Records about charts and figures
******
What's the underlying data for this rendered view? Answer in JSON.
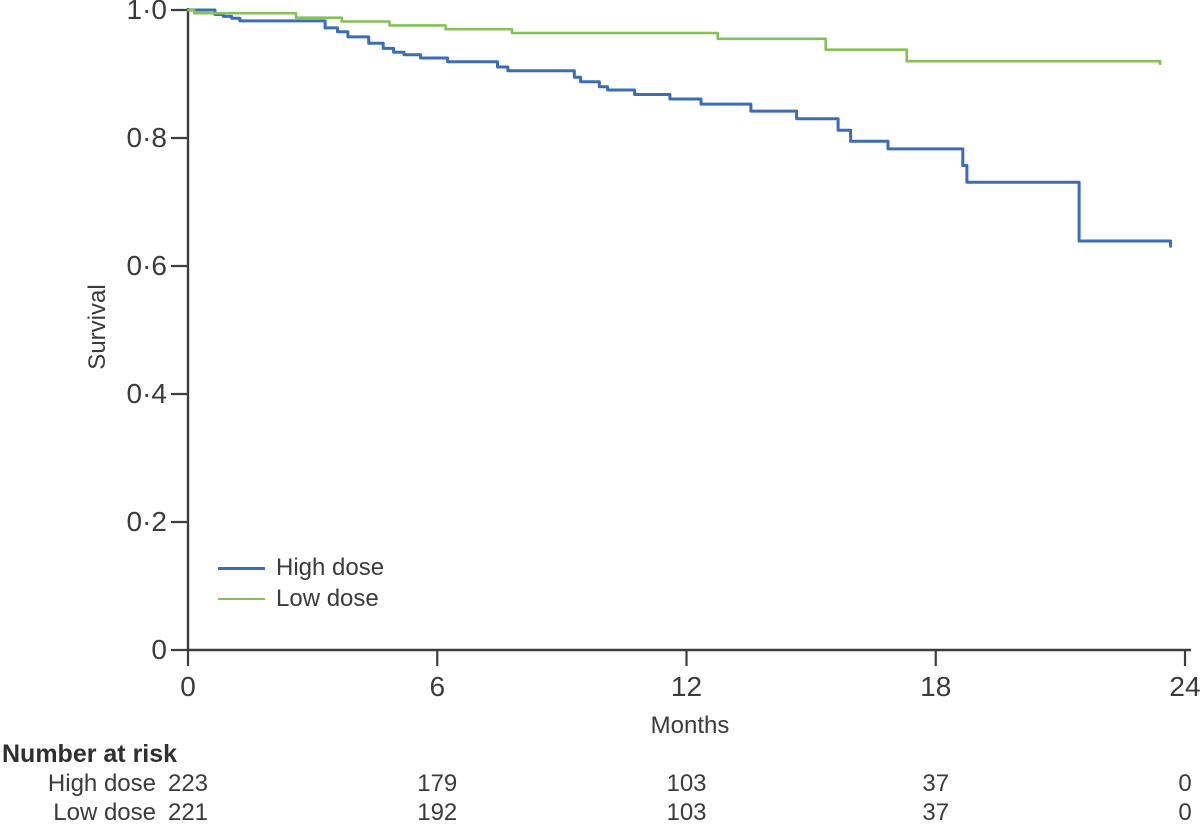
{
  "chart_data": {
    "type": "line",
    "subtype": "kaplan-meier-step",
    "title": "",
    "xlabel": "Months",
    "ylabel": "Survival",
    "xlim": [
      0,
      24
    ],
    "ylim": [
      0,
      1
    ],
    "grid": false,
    "legend_position": "inside lower-left",
    "axis_color": "#3D3D3D",
    "x_ticks": [
      {
        "value": 0,
        "label": "0"
      },
      {
        "value": 6,
        "label": "6"
      },
      {
        "value": 12,
        "label": "12"
      },
      {
        "value": 18,
        "label": "18"
      },
      {
        "value": 24,
        "label": "24"
      }
    ],
    "y_ticks": [
      {
        "value": 0,
        "label": "0"
      },
      {
        "value": 0.2,
        "label": "0·2"
      },
      {
        "value": 0.4,
        "label": "0·4"
      },
      {
        "value": 0.6,
        "label": "0·6"
      },
      {
        "value": 0.8,
        "label": "0·8"
      },
      {
        "value": 1.0,
        "label": "1·0"
      }
    ],
    "series": [
      {
        "name": "High dose",
        "color": "#3A6DB5",
        "points": [
          [
            0,
            1.0
          ],
          [
            0.65,
            0.993
          ],
          [
            0.85,
            0.99
          ],
          [
            1.05,
            0.987
          ],
          [
            1.25,
            0.983
          ],
          [
            3.3,
            0.972
          ],
          [
            3.6,
            0.966
          ],
          [
            3.85,
            0.958
          ],
          [
            4.35,
            0.948
          ],
          [
            4.7,
            0.94
          ],
          [
            4.95,
            0.934
          ],
          [
            5.2,
            0.93
          ],
          [
            5.6,
            0.925
          ],
          [
            6.25,
            0.919
          ],
          [
            7.45,
            0.911
          ],
          [
            7.7,
            0.905
          ],
          [
            9.3,
            0.895
          ],
          [
            9.45,
            0.888
          ],
          [
            9.9,
            0.88
          ],
          [
            10.1,
            0.875
          ],
          [
            10.75,
            0.868
          ],
          [
            11.6,
            0.861
          ],
          [
            12.35,
            0.853
          ],
          [
            13.55,
            0.842
          ],
          [
            14.65,
            0.83
          ],
          [
            15.65,
            0.812
          ],
          [
            15.95,
            0.795
          ],
          [
            16.85,
            0.783
          ],
          [
            18.65,
            0.757
          ],
          [
            18.75,
            0.731
          ],
          [
            21.45,
            0.639
          ],
          [
            23.65,
            0.631
          ]
        ]
      },
      {
        "name": "Low dose",
        "color": "#85C158",
        "points": [
          [
            0,
            1.0
          ],
          [
            0.15,
            0.995
          ],
          [
            2.6,
            0.988
          ],
          [
            3.7,
            0.982
          ],
          [
            4.85,
            0.976
          ],
          [
            6.2,
            0.97
          ],
          [
            7.8,
            0.964
          ],
          [
            12.75,
            0.955
          ],
          [
            15.35,
            0.938
          ],
          [
            17.3,
            0.92
          ],
          [
            23.4,
            0.916
          ]
        ]
      }
    ]
  },
  "risk_table": {
    "title": "Number at risk",
    "columns_months": [
      0,
      6,
      12,
      18,
      24
    ],
    "rows": [
      {
        "label": "High dose",
        "values": [
          223,
          179,
          103,
          37,
          0
        ]
      },
      {
        "label": "Low dose",
        "values": [
          221,
          192,
          103,
          37,
          0
        ]
      }
    ]
  }
}
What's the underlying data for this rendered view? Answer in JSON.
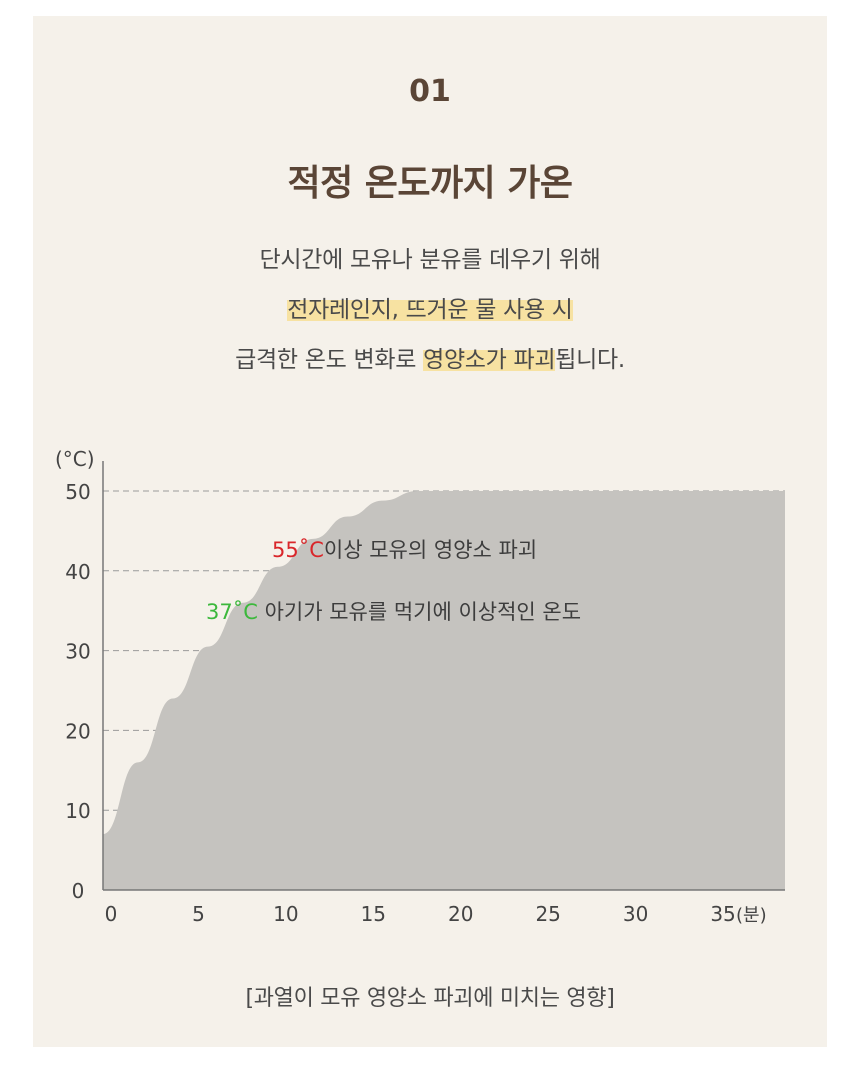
******
= PROBLEM =
Read the entries above, then pull out the lines that include "dose".

= CORRECT ANSWER =
        "name": "High dose",
        "name": "Low dose",
        "label": "High dose",
        "label": "Low dose",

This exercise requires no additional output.